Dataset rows
— Start —
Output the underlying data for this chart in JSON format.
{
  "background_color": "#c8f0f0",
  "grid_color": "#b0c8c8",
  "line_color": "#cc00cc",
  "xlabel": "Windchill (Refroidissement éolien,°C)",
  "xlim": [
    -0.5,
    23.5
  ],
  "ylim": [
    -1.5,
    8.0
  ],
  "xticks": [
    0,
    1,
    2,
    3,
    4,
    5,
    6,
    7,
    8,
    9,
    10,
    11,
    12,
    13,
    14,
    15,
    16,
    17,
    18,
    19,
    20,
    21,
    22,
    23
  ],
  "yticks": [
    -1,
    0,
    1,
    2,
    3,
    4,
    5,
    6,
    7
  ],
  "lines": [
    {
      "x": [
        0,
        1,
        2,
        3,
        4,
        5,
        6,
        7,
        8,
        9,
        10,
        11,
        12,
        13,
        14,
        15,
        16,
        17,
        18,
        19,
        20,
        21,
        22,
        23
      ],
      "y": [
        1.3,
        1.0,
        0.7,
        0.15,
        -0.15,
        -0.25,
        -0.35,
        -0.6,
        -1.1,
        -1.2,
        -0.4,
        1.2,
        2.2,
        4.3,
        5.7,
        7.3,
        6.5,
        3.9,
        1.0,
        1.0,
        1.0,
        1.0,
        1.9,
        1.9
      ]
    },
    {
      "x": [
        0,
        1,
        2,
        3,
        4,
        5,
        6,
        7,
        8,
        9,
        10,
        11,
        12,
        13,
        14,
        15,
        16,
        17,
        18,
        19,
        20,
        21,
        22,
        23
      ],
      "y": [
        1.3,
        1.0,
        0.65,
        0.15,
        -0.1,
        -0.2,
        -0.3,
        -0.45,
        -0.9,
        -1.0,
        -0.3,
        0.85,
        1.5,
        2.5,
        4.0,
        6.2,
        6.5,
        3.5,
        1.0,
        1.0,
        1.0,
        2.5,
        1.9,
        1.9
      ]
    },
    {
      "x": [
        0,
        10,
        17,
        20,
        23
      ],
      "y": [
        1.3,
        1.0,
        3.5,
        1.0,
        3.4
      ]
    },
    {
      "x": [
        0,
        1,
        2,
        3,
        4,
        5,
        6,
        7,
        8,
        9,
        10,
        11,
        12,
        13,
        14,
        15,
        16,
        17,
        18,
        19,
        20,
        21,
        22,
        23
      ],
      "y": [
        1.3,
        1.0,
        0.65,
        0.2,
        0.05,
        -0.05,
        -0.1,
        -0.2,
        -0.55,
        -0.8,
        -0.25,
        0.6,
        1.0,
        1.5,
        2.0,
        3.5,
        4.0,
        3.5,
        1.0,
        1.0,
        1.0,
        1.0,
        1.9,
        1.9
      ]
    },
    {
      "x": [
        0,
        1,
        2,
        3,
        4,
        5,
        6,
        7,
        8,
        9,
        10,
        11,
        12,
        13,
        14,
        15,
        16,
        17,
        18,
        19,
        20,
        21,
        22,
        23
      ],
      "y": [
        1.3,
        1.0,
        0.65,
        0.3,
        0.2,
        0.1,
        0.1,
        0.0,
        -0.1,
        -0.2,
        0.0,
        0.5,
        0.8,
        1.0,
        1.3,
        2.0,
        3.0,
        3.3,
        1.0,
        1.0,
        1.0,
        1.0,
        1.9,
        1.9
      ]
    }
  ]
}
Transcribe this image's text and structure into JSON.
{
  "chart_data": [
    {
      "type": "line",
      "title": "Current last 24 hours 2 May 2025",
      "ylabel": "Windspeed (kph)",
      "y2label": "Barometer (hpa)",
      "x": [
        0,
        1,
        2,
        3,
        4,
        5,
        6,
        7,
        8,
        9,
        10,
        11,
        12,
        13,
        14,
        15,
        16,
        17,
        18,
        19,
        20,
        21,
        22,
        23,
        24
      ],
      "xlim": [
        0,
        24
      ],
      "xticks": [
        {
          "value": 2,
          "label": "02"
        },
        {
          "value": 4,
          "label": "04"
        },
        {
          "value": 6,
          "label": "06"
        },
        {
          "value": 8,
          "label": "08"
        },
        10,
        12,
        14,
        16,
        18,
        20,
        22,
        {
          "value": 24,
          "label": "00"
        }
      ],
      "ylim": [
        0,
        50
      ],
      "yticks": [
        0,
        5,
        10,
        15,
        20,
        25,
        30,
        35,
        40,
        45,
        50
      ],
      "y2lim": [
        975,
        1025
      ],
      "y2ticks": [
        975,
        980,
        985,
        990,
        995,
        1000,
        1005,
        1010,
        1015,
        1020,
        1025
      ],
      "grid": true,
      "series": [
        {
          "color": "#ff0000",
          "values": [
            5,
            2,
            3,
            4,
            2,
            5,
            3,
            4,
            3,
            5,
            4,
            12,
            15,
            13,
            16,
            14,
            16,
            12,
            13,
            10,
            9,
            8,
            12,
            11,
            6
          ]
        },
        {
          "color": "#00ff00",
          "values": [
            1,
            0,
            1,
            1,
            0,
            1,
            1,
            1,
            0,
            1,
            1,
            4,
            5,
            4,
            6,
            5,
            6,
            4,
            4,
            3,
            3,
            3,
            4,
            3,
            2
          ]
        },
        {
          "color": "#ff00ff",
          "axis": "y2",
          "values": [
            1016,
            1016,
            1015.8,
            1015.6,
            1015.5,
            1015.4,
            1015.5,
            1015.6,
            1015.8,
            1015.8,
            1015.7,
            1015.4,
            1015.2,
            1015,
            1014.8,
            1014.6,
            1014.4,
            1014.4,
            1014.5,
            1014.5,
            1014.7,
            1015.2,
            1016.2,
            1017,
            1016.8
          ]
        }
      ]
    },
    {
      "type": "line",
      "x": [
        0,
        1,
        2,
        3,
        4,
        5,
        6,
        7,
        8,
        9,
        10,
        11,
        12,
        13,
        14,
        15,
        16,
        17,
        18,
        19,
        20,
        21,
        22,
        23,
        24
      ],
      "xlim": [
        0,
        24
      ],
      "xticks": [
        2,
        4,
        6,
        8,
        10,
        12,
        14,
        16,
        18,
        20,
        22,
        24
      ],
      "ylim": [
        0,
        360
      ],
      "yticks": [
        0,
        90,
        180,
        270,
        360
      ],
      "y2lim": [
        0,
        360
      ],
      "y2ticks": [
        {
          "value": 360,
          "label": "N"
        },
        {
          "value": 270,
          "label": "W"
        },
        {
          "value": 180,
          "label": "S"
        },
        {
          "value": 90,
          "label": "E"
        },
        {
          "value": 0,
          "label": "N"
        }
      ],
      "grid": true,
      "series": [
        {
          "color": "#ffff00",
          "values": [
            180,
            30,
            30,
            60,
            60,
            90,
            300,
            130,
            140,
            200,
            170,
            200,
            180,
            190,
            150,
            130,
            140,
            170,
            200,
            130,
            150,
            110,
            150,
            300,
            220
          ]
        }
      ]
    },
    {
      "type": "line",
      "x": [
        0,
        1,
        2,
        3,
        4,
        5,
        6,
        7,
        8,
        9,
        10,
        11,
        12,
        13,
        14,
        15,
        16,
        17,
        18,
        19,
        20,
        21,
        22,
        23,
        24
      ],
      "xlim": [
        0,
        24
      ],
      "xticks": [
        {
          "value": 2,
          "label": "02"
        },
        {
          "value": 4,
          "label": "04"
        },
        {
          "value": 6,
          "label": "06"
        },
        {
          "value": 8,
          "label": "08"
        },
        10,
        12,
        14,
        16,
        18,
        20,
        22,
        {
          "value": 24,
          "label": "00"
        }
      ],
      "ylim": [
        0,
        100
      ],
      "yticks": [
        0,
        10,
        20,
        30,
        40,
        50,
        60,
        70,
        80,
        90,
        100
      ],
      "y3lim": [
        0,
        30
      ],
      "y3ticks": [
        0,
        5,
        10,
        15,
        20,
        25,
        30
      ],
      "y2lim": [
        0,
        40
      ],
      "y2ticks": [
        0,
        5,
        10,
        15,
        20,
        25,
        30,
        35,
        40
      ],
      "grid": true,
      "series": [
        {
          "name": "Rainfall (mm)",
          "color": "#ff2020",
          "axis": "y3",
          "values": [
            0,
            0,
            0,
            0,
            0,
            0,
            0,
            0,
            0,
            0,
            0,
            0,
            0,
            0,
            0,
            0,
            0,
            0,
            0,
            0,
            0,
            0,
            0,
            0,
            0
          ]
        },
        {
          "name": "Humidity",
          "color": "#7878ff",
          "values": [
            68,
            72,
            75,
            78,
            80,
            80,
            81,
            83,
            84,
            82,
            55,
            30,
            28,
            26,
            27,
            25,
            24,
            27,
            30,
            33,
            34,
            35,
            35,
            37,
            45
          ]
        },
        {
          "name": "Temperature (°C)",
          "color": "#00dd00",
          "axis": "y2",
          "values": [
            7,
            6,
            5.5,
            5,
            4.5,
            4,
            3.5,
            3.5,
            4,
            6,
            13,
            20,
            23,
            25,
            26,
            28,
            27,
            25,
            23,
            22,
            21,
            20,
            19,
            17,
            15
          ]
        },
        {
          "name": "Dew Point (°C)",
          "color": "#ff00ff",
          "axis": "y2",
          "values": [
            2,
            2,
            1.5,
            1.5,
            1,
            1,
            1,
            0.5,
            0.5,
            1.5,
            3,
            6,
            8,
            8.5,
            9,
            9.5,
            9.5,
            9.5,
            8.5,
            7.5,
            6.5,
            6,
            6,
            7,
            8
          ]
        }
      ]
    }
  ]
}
— End —
:: WHAT IS NEEDED ::
Return each line among the entries that holds the word "this".

:: THE ANSWER ::
Output the underlying data for this chart in JSON format.
Transcribe this image's text and structure into JSON.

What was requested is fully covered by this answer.